> [Provided records]:
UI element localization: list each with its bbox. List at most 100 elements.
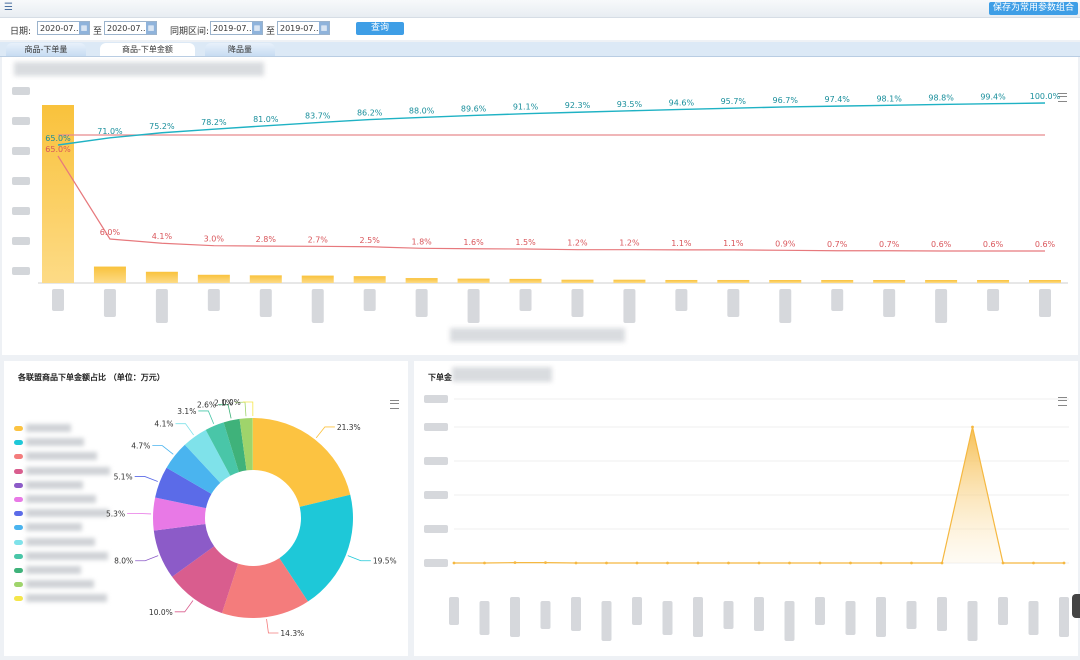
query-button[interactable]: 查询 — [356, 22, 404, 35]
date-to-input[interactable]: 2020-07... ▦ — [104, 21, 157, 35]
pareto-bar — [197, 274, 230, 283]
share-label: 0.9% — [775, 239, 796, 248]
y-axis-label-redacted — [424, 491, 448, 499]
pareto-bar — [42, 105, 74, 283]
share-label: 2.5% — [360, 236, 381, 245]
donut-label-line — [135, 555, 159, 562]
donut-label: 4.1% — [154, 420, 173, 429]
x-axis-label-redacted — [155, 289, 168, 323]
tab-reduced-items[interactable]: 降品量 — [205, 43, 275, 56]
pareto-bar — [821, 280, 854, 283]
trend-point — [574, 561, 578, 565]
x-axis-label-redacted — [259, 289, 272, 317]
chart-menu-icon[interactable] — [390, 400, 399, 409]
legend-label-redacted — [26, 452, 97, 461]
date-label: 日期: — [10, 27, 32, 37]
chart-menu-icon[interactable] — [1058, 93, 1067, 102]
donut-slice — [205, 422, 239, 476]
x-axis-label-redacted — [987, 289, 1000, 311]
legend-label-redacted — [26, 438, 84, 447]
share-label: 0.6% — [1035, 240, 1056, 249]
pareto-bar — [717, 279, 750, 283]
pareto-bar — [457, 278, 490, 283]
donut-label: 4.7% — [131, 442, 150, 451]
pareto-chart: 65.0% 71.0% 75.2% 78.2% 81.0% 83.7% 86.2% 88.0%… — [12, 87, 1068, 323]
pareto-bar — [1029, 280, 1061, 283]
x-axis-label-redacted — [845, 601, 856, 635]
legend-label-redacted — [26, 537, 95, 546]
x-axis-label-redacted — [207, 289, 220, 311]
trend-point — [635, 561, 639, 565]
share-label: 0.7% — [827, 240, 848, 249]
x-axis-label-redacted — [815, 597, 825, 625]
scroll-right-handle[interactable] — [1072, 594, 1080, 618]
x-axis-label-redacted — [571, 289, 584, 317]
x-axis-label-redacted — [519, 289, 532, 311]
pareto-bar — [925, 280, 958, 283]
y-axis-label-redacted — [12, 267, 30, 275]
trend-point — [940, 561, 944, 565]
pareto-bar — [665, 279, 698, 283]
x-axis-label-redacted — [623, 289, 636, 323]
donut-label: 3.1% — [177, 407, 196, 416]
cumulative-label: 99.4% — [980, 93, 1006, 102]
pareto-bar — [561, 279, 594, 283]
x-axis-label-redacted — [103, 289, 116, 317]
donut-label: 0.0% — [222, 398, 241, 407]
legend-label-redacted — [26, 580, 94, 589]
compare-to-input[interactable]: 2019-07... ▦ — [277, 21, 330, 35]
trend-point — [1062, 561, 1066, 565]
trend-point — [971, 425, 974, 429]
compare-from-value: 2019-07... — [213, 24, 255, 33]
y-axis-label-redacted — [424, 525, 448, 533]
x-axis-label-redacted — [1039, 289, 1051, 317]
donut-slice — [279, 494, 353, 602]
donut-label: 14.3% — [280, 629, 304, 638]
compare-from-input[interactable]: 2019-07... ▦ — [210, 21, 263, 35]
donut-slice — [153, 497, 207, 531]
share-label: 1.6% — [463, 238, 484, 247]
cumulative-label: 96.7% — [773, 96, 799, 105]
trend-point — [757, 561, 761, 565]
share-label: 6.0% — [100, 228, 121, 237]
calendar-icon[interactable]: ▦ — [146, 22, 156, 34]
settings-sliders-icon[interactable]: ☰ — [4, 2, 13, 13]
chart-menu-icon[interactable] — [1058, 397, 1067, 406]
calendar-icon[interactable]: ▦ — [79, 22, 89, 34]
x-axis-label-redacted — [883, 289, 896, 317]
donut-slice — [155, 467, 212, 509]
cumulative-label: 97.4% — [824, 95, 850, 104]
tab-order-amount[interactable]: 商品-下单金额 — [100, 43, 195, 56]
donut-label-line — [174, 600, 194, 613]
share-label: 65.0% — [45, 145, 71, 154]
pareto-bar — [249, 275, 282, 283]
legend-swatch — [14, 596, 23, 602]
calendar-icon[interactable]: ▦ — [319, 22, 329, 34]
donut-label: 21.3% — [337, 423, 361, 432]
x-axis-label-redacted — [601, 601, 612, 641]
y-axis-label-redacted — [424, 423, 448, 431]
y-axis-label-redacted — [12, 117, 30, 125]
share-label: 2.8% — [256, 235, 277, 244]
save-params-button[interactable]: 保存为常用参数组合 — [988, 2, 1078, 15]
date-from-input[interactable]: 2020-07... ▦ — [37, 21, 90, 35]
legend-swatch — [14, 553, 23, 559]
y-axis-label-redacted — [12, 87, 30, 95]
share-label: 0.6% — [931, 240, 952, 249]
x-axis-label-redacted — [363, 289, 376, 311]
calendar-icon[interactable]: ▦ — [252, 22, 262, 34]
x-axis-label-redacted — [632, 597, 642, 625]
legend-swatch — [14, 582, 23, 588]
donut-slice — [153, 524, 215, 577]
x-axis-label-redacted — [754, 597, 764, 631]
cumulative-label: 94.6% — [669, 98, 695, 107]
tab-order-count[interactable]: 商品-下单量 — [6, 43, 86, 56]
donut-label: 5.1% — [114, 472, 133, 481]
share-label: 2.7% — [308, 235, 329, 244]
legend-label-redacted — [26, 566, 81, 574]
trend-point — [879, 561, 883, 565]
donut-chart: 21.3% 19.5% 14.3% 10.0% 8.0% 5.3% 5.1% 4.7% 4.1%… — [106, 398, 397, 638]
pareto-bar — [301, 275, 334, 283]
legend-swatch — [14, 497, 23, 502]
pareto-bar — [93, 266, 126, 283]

> [Aim of the exercise]:
Copy out every line above word for word, leaving out the pictures.

> [Expected answer]:
UI element localization: list each with its bbox. List at most 100 elements.
query-button[interactable]: 查询 — [356, 22, 404, 35]
date-to-input[interactable]: 2020-07... ▦ — [104, 21, 157, 35]
pareto-bar — [197, 274, 230, 283]
share-label: 0.9% — [775, 239, 796, 248]
y-axis-label-redacted — [424, 491, 448, 499]
pareto-bar — [42, 105, 74, 283]
share-label: 2.5% — [360, 236, 381, 245]
donut-label-line — [135, 555, 159, 562]
donut-label: 4.1% — [154, 420, 173, 429]
x-axis-label-redacted — [155, 289, 168, 323]
tab-reduced-items[interactable]: 降品量 — [205, 43, 275, 56]
pareto-bar — [821, 280, 854, 283]
trend-point — [574, 561, 578, 565]
x-axis-label-redacted — [259, 289, 272, 317]
chart-menu-icon[interactable] — [390, 400, 399, 409]
legend-label-redacted — [26, 452, 97, 461]
date-label: 日期: — [10, 27, 32, 37]
chart-menu-icon[interactable] — [1058, 93, 1067, 102]
donut-slice — [205, 422, 239, 476]
x-axis-label-redacted — [987, 289, 1000, 311]
legend-label-redacted — [26, 438, 84, 447]
share-label: 0.6% — [1035, 240, 1056, 249]
pareto-bar — [717, 279, 750, 283]
pareto-bar — [457, 278, 490, 283]
donut-label: 4.7% — [131, 442, 150, 451]
pareto-chart: 65.0% 71.0% 75.2% 78.2% 81.0% 83.7% 86.2% 88.0%… — [12, 87, 1068, 323]
pareto-bar — [1029, 280, 1061, 283]
x-axis-label-redacted — [845, 601, 856, 635]
legend-label-redacted — [26, 537, 95, 546]
x-axis-label-redacted — [207, 289, 220, 311]
trend-point — [635, 561, 639, 565]
share-label: 0.7% — [827, 240, 848, 249]
x-axis-label-redacted — [815, 597, 825, 625]
scroll-right-handle[interactable] — [1072, 594, 1080, 618]
x-axis-label-redacted — [571, 289, 584, 317]
x-axis-label-redacted — [519, 289, 532, 311]
pareto-bar — [925, 280, 958, 283]
y-axis-label-redacted — [12, 267, 30, 275]
trend-point — [940, 561, 944, 565]
pareto-bar — [665, 279, 698, 283]
x-axis-label-redacted — [623, 289, 636, 323]
donut-label: 3.1% — [177, 407, 196, 416]
cumulative-label: 99.4% — [980, 93, 1006, 102]
pareto-bar — [561, 279, 594, 283]
x-axis-label-redacted — [103, 289, 116, 317]
donut-label: 0.0% — [222, 398, 241, 407]
legend-label-redacted — [26, 580, 94, 589]
compare-to-input[interactable]: 2019-07... ▦ — [277, 21, 330, 35]
trend-point — [1062, 561, 1066, 565]
trend-point — [971, 425, 974, 429]
compare-from-value: 2019-07... — [213, 24, 255, 33]
y-axis-label-redacted — [424, 525, 448, 533]
x-axis-label-redacted — [1039, 289, 1051, 317]
donut-slice — [279, 494, 353, 602]
donut-label: 14.3% — [280, 629, 304, 638]
compare-from-input[interactable]: 2019-07... ▦ — [210, 21, 263, 35]
donut-slice — [153, 497, 207, 531]
share-label: 1.6% — [463, 238, 484, 247]
cumulative-label: 96.7% — [773, 96, 799, 105]
trend-point — [757, 561, 761, 565]
share-label: 6.0% — [100, 228, 121, 237]
calendar-icon[interactable]: ▦ — [146, 22, 156, 34]
settings-sliders-icon[interactable]: ☰ — [4, 2, 13, 13]
chart-menu-icon[interactable] — [1058, 397, 1067, 406]
calendar-icon[interactable]: ▦ — [79, 22, 89, 34]
x-axis-label-redacted — [883, 289, 896, 317]
donut-slice — [155, 467, 212, 509]
cumulative-label: 97.4% — [824, 95, 850, 104]
tab-order-amount[interactable]: 商品-下单金额 — [100, 43, 195, 56]
donut-label-line — [174, 600, 194, 613]
share-label: 65.0% — [45, 145, 71, 154]
pareto-bar — [249, 275, 282, 283]
legend-swatch — [14, 596, 23, 602]
calendar-icon[interactable]: ▦ — [319, 22, 329, 34]
donut-label: 21.3% — [337, 423, 361, 432]
x-axis-label-redacted — [601, 601, 612, 641]
y-axis-label-redacted — [424, 423, 448, 431]
y-axis-label-redacted — [12, 117, 30, 125]
share-label: 2.8% — [256, 235, 277, 244]
save-params-button[interactable]: 保存为常用参数组合 — [988, 2, 1078, 15]
date-from-input[interactable]: 2020-07... ▦ — [37, 21, 90, 35]
legend-swatch — [14, 553, 23, 559]
y-axis-label-redacted — [12, 87, 30, 95]
share-label: 0.6% — [931, 240, 952, 249]
x-axis-label-redacted — [363, 289, 376, 311]
calendar-icon[interactable]: ▦ — [252, 22, 262, 34]
x-axis-label-redacted — [632, 597, 642, 625]
legend-swatch — [14, 582, 23, 588]
donut-slice — [153, 524, 215, 577]
x-axis-label-redacted — [754, 597, 764, 631]
cumulative-label: 94.6% — [669, 98, 695, 107]
tab-order-count[interactable]: 商品-下单量 — [6, 43, 86, 56]
donut-label: 5.1% — [114, 472, 133, 481]
share-label: 2.7% — [308, 235, 329, 244]
legend-label-redacted — [26, 566, 81, 574]
trend-point — [879, 561, 883, 565]
donut-chart: 21.3% 19.5% 14.3% 10.0% 8.0% 5.3% 5.1% 4.7% 4.1%… — [106, 398, 397, 638]
pareto-bar — [301, 275, 334, 283]
legend-swatch — [14, 497, 23, 502]
pareto-bar — [93, 266, 126, 283]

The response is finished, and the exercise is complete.